Dataset excerpts:

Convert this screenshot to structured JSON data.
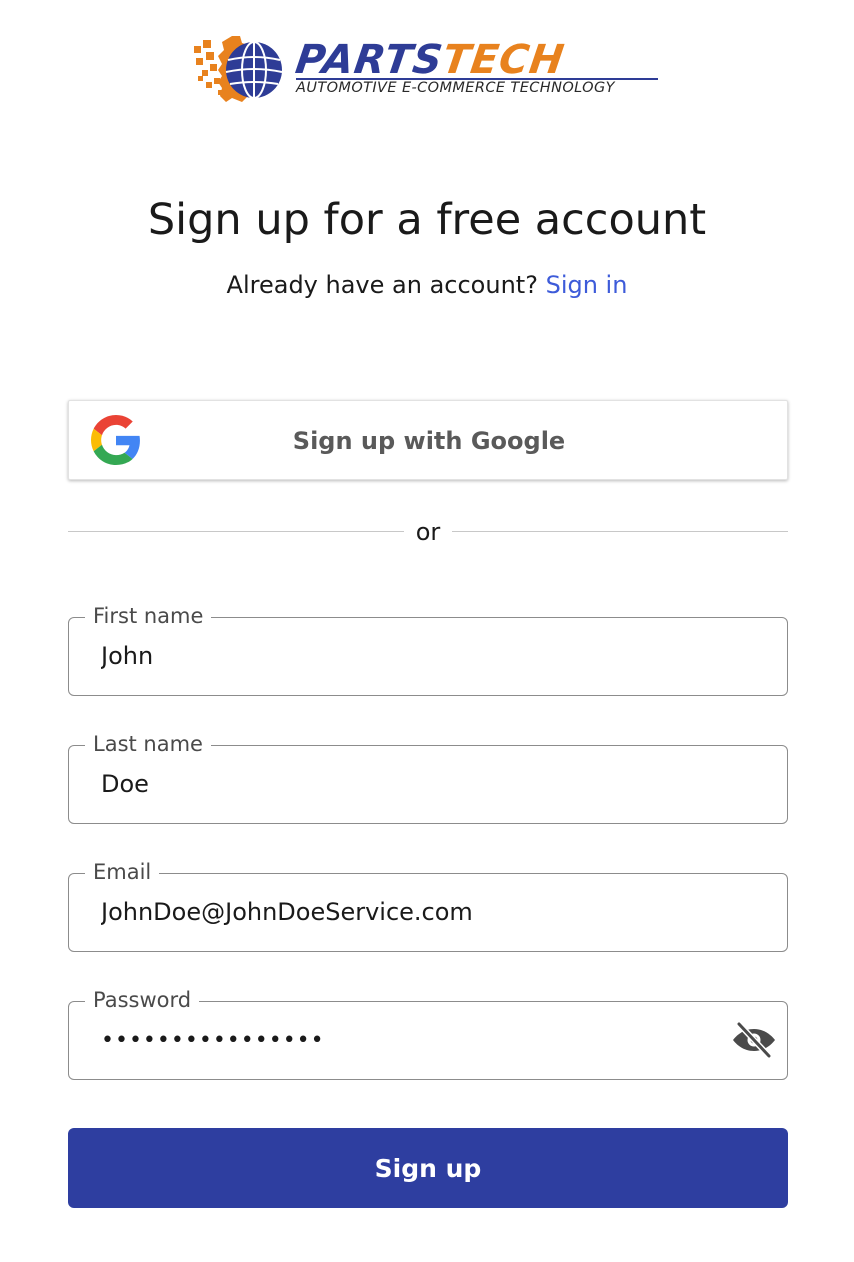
{
  "brand": {
    "name_part1": "PARTS",
    "name_part2": "TECH",
    "tagline": "AUTOMOTIVE E-COMMERCE TECHNOLOGY",
    "primary_color": "#2e3c96",
    "accent_color": "#e8821e"
  },
  "heading": {
    "title": "Sign up for a free account",
    "prompt": "Already have an account?",
    "signin_link": "Sign in",
    "link_color": "#3d5bd9"
  },
  "google": {
    "label": "Sign up with Google",
    "icon": "google-g-icon"
  },
  "divider": {
    "text": "or"
  },
  "form": {
    "first_name": {
      "label": "First name",
      "value": "John"
    },
    "last_name": {
      "label": "Last name",
      "value": "Doe"
    },
    "email": {
      "label": "Email",
      "value": "JohnDoe@JohnDoeService.com"
    },
    "password": {
      "label": "Password",
      "value": "••••••••••••••••",
      "toggle_icon": "eye-off-icon"
    }
  },
  "submit": {
    "label": "Sign up",
    "color": "#2e3ea0"
  }
}
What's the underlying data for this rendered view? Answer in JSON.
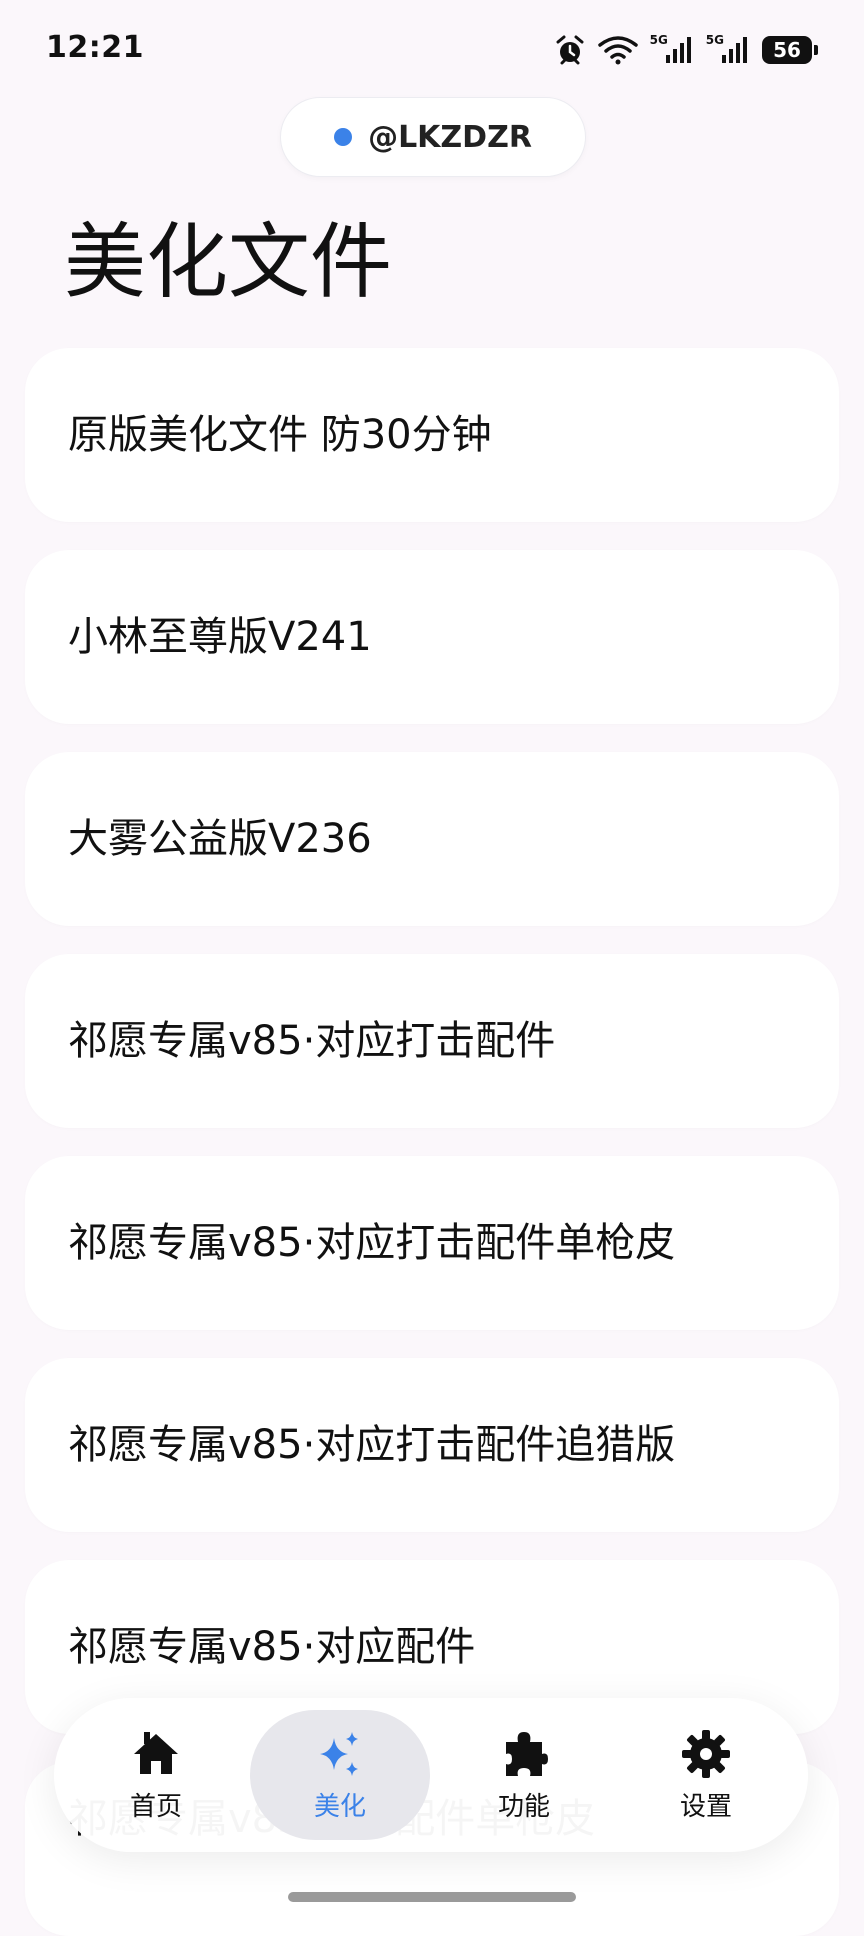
{
  "status_bar": {
    "time": "12:21",
    "signal_1_label": "5G",
    "signal_2_label": "5G",
    "battery": "56",
    "icons": [
      "alarm-icon",
      "wifi-icon",
      "signal-icon",
      "signal-icon",
      "battery-icon"
    ]
  },
  "account": {
    "name": "@LKZDZR",
    "dot_color": "#3b82e8"
  },
  "page": {
    "title": "美化文件"
  },
  "items": [
    {
      "label": "原版美化文件 防30分钟"
    },
    {
      "label": "小林至尊版V241"
    },
    {
      "label": "大雾公益版V236"
    },
    {
      "label": "祁愿专属v85·对应打击配件"
    },
    {
      "label": "祁愿专属v85·对应打击配件单枪皮"
    },
    {
      "label": "祁愿专属v85·对应打击配件追猎版"
    },
    {
      "label": "祁愿专属v85·对应配件"
    },
    {
      "label": "祁愿专属v85·对应配件单枪皮"
    }
  ],
  "nav": {
    "accent_color": "#3b82e8",
    "items": [
      {
        "label": "首页",
        "icon": "home-icon"
      },
      {
        "label": "美化",
        "icon": "sparkle-icon",
        "active": true
      },
      {
        "label": "功能",
        "icon": "puzzle-icon"
      },
      {
        "label": "设置",
        "icon": "gear-icon"
      }
    ]
  }
}
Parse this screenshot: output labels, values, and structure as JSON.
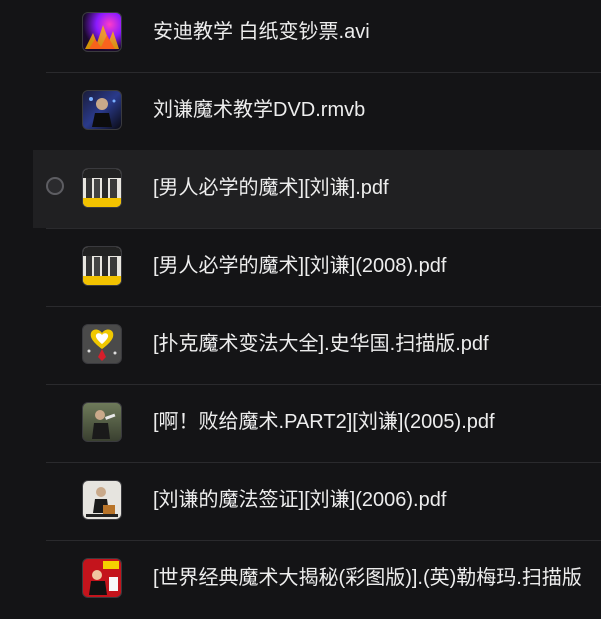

=== PROMPT ===
Repeat the material above in full and exactly, omitting the pictures.

=== ANSWER TO THIS EXERCISE ===
Convert this screenshot to structured JSON data.
{
  "brand": {
    "name_part1": "PARTS",
    "name_part2": "TECH",
    "tagline": "AUTOMOTIVE E-COMMERCE TECHNOLOGY",
    "primary_color": "#2e3c96",
    "accent_color": "#e8821e"
  },
  "heading": {
    "title": "Sign up for a free account",
    "prompt": "Already have an account?",
    "signin_link": "Sign in",
    "link_color": "#3d5bd9"
  },
  "google": {
    "label": "Sign up with Google",
    "icon": "google-g-icon"
  },
  "divider": {
    "text": "or"
  },
  "form": {
    "first_name": {
      "label": "First name",
      "value": "John"
    },
    "last_name": {
      "label": "Last name",
      "value": "Doe"
    },
    "email": {
      "label": "Email",
      "value": "JohnDoe@JohnDoeService.com"
    },
    "password": {
      "label": "Password",
      "value": "••••••••••••••••",
      "toggle_icon": "eye-off-icon"
    }
  },
  "submit": {
    "label": "Sign up",
    "color": "#2e3ea0"
  }
}
What's the underlying data for this rendered view? Answer in JSON.
{
  "status_bar": {
    "time": "12:21",
    "signal_1_label": "5G",
    "signal_2_label": "5G",
    "battery": "56",
    "icons": [
      "alarm-icon",
      "wifi-icon",
      "signal-icon",
      "signal-icon",
      "battery-icon"
    ]
  },
  "account": {
    "name": "@LKZDZR",
    "dot_color": "#3b82e8"
  },
  "page": {
    "title": "美化文件"
  },
  "items": [
    {
      "label": "原版美化文件 防30分钟"
    },
    {
      "label": "小林至尊版V241"
    },
    {
      "label": "大雾公益版V236"
    },
    {
      "label": "祁愿专属v85·对应打击配件"
    },
    {
      "label": "祁愿专属v85·对应打击配件单枪皮"
    },
    {
      "label": "祁愿专属v85·对应打击配件追猎版"
    },
    {
      "label": "祁愿专属v85·对应配件"
    },
    {
      "label": "祁愿专属v85·对应配件单枪皮"
    }
  ],
  "nav": {
    "accent_color": "#3b82e8",
    "items": [
      {
        "label": "首页",
        "icon": "home-icon"
      },
      {
        "label": "美化",
        "icon": "sparkle-icon",
        "active": true
      },
      {
        "label": "功能",
        "icon": "puzzle-icon"
      },
      {
        "label": "设置",
        "icon": "gear-icon"
      }
    ]
  }
}
Parse this screenshot: output labels, values, and structure as JSON.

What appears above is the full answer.